Assignment ▸ Return every line from the listing where the word "based" occurs.

====== Data excerpts

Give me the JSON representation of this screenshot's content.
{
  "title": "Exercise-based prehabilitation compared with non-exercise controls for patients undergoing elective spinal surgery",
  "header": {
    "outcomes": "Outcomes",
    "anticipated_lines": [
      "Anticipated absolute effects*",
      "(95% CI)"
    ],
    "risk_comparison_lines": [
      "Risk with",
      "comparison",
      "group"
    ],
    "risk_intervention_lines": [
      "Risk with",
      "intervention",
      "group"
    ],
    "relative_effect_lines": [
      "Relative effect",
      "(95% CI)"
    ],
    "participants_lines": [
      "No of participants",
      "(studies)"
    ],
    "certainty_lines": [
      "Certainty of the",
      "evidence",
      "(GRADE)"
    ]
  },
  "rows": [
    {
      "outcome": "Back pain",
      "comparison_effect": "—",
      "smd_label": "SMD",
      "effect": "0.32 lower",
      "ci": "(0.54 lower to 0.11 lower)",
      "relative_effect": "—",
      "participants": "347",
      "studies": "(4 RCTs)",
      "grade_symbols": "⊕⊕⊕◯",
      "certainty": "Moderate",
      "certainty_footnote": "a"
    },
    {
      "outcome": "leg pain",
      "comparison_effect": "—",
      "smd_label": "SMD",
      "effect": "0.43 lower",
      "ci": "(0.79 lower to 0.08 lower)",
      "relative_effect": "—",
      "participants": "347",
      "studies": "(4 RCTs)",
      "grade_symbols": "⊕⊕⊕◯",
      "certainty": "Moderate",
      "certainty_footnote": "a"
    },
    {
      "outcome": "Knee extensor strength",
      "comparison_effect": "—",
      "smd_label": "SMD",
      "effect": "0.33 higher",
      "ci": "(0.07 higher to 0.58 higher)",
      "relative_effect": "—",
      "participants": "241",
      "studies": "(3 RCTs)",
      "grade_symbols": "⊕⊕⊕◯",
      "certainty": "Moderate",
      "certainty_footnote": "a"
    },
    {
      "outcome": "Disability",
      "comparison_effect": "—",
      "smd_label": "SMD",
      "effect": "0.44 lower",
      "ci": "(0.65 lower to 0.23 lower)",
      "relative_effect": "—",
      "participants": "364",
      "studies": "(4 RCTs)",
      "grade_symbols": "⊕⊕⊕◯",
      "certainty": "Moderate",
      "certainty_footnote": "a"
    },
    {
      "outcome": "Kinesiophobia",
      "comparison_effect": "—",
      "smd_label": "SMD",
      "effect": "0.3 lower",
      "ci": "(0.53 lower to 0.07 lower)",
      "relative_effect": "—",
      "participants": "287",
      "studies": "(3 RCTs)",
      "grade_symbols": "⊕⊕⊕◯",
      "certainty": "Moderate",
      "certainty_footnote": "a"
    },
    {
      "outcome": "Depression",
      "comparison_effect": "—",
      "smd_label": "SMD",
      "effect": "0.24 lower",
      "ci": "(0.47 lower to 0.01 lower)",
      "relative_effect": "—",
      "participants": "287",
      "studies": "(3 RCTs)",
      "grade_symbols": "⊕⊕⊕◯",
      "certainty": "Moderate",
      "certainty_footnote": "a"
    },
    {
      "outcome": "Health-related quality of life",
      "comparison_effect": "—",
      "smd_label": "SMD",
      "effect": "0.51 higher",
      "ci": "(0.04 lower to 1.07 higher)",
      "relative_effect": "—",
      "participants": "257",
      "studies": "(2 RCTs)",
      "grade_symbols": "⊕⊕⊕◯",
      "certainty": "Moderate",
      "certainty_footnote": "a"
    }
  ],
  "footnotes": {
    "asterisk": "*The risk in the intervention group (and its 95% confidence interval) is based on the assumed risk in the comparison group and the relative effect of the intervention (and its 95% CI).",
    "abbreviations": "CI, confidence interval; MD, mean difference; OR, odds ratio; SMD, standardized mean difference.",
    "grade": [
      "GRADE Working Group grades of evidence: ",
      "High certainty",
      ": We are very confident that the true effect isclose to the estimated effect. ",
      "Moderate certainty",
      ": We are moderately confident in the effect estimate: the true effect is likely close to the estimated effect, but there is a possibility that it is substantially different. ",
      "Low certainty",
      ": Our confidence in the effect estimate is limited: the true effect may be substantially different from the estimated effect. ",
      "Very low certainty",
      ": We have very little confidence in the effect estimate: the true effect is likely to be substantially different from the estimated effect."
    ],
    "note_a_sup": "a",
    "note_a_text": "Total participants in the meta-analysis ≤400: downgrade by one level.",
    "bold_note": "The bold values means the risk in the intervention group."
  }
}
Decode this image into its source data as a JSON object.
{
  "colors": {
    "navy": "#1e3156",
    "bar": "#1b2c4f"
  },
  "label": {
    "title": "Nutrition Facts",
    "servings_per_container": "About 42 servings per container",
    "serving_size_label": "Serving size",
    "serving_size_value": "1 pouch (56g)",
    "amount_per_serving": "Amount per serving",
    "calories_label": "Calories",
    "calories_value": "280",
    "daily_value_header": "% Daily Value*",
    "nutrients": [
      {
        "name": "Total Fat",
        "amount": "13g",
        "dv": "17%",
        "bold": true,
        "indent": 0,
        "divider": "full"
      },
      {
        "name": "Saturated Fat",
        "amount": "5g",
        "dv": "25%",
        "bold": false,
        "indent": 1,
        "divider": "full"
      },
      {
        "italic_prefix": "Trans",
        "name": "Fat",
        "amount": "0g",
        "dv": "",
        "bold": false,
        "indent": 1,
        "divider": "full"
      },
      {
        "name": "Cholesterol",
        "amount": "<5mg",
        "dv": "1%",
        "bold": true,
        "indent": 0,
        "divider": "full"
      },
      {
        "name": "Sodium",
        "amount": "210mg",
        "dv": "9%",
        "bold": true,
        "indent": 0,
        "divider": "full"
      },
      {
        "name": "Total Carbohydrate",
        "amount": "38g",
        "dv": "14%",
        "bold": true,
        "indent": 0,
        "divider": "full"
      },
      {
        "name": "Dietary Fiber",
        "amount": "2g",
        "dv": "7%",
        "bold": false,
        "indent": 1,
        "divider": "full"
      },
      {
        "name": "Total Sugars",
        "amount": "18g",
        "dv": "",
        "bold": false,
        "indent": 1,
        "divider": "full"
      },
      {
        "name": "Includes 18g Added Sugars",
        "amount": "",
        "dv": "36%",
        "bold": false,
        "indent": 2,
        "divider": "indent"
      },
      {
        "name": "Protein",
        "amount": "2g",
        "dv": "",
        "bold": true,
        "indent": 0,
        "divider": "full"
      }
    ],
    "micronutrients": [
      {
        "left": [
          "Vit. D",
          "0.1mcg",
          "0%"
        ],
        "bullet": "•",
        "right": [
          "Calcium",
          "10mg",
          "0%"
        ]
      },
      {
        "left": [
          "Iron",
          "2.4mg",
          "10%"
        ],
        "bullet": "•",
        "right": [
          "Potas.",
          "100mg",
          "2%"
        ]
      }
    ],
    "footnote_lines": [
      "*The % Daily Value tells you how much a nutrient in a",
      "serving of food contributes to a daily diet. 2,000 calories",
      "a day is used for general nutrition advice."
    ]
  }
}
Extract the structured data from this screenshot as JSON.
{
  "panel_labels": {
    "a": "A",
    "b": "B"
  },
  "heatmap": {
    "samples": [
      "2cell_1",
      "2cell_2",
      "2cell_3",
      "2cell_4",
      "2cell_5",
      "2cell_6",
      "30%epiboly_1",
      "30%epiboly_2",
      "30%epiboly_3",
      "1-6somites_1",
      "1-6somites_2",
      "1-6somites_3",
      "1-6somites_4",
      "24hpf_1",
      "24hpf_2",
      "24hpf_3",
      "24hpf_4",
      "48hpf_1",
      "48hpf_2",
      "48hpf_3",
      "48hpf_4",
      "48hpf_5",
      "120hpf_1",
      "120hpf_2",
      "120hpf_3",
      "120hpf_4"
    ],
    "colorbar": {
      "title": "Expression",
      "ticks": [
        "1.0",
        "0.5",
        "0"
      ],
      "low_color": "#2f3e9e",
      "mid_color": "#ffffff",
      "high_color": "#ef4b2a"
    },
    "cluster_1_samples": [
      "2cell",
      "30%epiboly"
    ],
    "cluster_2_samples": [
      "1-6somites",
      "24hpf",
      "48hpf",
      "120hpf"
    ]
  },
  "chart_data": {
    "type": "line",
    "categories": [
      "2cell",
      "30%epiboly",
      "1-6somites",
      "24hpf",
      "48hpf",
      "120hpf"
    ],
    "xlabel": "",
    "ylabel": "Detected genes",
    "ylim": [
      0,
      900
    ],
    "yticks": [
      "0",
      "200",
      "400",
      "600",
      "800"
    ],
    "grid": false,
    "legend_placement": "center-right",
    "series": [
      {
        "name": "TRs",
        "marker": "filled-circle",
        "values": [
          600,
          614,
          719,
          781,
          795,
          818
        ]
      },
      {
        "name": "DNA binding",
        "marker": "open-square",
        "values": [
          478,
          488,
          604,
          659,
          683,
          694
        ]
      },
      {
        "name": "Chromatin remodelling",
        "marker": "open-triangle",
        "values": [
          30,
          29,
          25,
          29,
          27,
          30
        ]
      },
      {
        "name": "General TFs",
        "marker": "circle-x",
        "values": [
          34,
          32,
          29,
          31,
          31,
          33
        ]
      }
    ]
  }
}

============

Task output ▸
  "title": "Exercise-based prehabilitation compared with non-exercise controls for patients undergoing elective spinal surgery",
    "asterisk": "*The risk in the intervention group (and its 95% confidence interval) is based on the assumed risk in the comparison group and the relative effect of the intervention (and its 95% CI).",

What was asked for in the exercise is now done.